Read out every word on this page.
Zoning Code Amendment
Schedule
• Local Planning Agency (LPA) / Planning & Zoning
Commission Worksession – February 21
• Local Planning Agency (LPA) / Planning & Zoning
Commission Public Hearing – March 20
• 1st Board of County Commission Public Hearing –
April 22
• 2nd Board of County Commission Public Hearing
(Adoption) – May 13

• Written request
Output the entries exactly.

• Exercise answer
Read out every word on this page.
Zoning Code Amendment
Schedule
• Local Planning Agency (LPA) / Planning & Zoning
Commission Worksession – February 21
• Local Planning Agency (LPA) / Planning & Zoning
Commission Public Hearing – March 20
• 1st Board of County Commission Public Hearing –
April 22
• 2nd Board of County Commission Public Hearing
(Adoption) – May 13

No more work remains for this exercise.